§ **Stored entries**
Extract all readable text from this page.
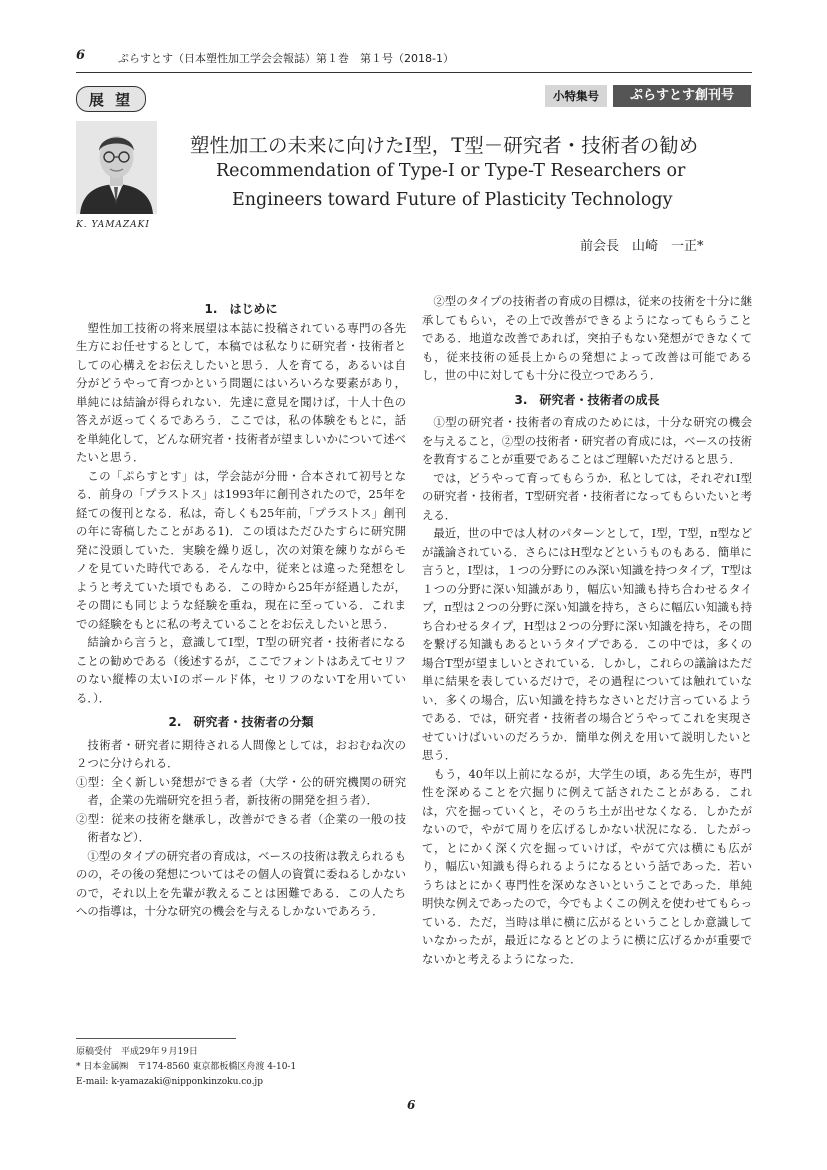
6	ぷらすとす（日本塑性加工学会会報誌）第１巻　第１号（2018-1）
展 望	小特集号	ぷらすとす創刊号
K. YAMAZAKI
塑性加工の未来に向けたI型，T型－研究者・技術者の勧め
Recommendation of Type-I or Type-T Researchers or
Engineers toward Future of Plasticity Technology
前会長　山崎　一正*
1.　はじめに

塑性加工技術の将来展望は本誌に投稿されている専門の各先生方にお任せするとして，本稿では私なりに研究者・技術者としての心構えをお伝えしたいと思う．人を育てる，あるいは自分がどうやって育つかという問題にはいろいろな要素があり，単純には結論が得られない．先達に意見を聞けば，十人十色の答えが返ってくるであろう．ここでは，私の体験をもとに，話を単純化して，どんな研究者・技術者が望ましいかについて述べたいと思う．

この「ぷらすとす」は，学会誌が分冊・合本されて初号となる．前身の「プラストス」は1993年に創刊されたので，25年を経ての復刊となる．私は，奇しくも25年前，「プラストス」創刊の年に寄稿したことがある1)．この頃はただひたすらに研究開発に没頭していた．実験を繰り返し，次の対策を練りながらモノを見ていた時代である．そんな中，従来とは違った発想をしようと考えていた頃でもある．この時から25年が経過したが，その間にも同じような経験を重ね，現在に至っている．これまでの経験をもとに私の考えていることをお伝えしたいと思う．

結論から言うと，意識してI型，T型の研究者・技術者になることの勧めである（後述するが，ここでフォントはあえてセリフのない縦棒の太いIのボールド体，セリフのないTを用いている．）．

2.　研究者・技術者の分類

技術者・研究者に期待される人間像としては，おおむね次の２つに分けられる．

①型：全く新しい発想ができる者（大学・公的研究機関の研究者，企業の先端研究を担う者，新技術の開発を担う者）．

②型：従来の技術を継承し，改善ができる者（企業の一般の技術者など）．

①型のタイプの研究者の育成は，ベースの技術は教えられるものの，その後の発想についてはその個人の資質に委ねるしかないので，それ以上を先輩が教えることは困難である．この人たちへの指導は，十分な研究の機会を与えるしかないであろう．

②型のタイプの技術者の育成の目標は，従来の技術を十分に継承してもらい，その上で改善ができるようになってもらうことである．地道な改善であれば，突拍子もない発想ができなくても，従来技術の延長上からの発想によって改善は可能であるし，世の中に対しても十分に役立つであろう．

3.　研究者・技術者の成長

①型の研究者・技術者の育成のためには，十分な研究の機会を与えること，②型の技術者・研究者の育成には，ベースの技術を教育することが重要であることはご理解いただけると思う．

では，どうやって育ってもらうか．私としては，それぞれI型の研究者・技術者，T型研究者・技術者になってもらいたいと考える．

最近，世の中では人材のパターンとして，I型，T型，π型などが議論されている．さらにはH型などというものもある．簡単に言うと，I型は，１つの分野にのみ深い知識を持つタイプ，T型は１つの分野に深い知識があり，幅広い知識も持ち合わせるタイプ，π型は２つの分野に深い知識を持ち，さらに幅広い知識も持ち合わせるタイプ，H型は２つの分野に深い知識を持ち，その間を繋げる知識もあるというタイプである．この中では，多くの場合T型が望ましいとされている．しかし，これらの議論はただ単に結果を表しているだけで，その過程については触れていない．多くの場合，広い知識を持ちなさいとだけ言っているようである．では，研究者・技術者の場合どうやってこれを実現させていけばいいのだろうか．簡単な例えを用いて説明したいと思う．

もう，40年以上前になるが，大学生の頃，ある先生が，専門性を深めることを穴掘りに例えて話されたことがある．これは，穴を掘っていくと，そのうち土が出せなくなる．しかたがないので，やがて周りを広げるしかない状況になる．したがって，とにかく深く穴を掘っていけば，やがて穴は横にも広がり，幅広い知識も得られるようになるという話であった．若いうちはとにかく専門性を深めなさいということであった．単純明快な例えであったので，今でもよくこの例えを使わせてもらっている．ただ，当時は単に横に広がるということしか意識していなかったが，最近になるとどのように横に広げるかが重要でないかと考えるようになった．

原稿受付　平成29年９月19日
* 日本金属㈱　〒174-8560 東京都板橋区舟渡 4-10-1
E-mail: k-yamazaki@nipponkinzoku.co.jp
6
...
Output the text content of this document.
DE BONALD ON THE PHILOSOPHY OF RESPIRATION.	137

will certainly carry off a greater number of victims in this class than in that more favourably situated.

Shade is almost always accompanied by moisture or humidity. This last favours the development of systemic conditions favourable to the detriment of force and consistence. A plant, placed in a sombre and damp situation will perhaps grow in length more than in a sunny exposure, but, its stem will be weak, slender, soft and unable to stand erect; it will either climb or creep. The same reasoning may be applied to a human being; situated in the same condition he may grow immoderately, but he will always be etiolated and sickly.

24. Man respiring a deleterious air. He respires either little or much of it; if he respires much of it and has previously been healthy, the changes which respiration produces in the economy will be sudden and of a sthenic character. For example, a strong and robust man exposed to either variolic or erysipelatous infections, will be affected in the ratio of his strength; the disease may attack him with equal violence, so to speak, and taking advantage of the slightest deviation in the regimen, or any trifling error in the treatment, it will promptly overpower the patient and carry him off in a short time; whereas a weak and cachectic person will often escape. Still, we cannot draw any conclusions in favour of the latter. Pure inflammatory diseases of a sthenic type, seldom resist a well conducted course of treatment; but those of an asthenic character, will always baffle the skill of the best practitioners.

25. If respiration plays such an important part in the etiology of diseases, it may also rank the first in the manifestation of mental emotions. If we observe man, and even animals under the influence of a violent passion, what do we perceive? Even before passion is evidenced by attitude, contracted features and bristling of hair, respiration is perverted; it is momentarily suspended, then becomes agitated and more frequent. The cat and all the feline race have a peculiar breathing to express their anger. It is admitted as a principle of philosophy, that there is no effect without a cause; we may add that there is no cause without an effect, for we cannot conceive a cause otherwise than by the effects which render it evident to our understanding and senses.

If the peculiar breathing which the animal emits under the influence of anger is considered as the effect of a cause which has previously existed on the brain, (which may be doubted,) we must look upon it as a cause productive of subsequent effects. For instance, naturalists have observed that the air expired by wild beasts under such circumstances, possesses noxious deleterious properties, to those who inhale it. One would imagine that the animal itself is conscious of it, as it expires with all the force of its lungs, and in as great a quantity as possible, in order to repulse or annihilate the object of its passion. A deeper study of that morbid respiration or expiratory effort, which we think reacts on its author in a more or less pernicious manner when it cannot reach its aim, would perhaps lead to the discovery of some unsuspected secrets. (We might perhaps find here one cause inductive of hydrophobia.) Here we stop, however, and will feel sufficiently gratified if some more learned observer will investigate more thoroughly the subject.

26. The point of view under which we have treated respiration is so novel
...
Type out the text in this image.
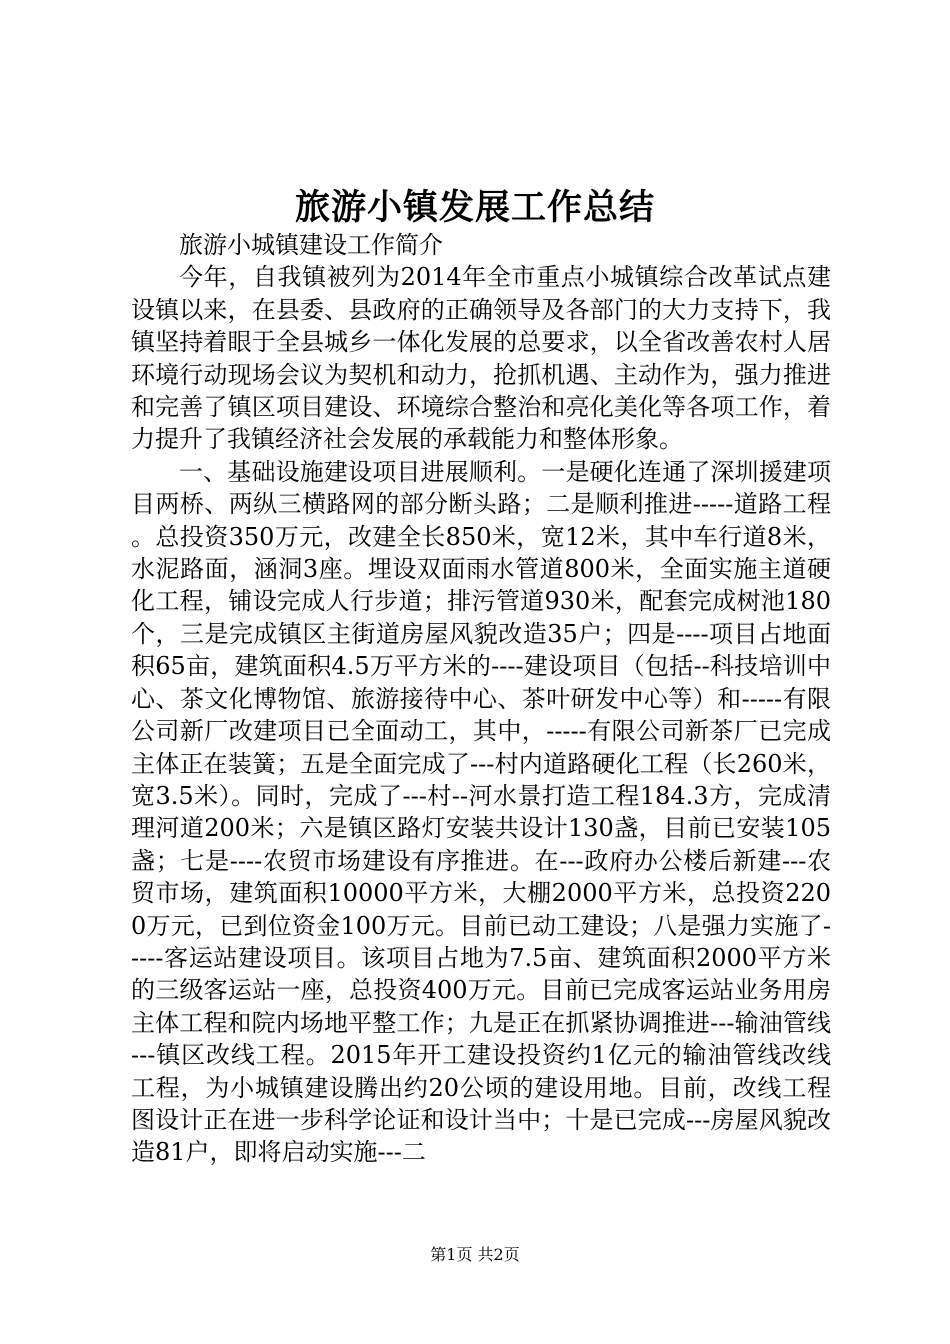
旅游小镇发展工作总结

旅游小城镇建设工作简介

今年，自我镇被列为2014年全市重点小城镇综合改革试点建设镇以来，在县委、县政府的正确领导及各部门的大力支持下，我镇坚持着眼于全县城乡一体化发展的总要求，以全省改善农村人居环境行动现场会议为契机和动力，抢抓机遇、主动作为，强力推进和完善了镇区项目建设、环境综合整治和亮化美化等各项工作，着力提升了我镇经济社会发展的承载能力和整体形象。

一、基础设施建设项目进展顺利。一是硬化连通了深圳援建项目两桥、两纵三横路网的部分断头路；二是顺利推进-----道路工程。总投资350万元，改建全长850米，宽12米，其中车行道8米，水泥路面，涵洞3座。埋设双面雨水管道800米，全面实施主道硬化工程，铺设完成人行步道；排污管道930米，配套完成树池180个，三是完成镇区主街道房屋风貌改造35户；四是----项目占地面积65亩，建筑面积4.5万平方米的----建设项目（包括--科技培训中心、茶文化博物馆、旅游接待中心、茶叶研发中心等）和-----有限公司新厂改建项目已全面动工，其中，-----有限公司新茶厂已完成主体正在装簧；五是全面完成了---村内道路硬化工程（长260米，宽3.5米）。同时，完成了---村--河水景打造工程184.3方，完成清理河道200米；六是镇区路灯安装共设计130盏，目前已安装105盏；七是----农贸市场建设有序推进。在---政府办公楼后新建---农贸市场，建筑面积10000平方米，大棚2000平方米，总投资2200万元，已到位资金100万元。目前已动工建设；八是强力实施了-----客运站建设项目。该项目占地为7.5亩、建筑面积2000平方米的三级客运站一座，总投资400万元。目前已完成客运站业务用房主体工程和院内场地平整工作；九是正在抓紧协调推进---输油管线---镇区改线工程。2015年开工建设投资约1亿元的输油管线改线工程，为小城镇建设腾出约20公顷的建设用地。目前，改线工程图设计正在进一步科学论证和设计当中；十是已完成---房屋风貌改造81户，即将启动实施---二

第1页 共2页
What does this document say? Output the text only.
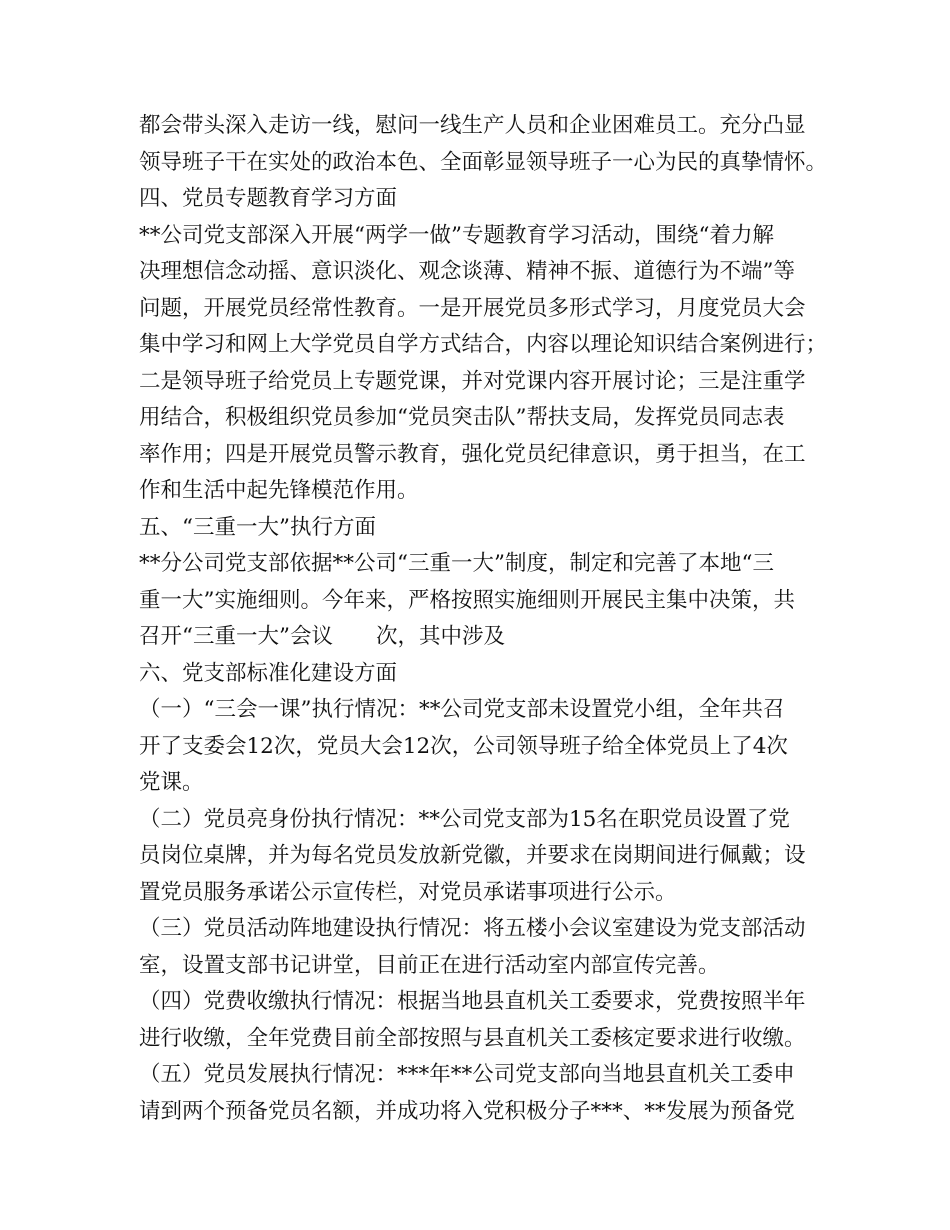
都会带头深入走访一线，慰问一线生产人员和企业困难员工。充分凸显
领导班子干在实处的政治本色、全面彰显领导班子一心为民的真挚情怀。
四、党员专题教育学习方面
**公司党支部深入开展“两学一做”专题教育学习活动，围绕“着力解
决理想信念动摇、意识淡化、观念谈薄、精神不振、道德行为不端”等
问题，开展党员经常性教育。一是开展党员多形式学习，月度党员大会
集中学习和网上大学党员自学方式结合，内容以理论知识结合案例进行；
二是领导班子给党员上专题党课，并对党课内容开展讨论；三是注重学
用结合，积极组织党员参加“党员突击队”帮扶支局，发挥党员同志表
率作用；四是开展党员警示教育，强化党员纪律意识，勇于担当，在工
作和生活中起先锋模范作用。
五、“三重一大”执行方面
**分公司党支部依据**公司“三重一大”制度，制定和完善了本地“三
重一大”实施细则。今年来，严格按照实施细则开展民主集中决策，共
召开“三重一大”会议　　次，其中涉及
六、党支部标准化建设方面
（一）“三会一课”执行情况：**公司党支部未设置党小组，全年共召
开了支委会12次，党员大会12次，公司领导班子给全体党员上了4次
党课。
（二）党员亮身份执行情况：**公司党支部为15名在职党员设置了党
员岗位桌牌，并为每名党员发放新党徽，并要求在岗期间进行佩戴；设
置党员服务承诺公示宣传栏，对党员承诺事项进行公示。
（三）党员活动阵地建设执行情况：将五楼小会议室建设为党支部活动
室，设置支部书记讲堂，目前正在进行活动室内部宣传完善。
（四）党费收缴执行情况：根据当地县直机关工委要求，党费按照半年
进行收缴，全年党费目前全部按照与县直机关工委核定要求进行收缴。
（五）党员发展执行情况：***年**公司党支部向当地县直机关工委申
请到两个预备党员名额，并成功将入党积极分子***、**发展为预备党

§ **STATED EXERCISE**
Extract all lines that hold the word "text".

§ **COMPLETED EXERCISE**
Extract all readable text from this page.
Output the text content of this document.
Type out the text in this image.
What does this document say? Output the text only.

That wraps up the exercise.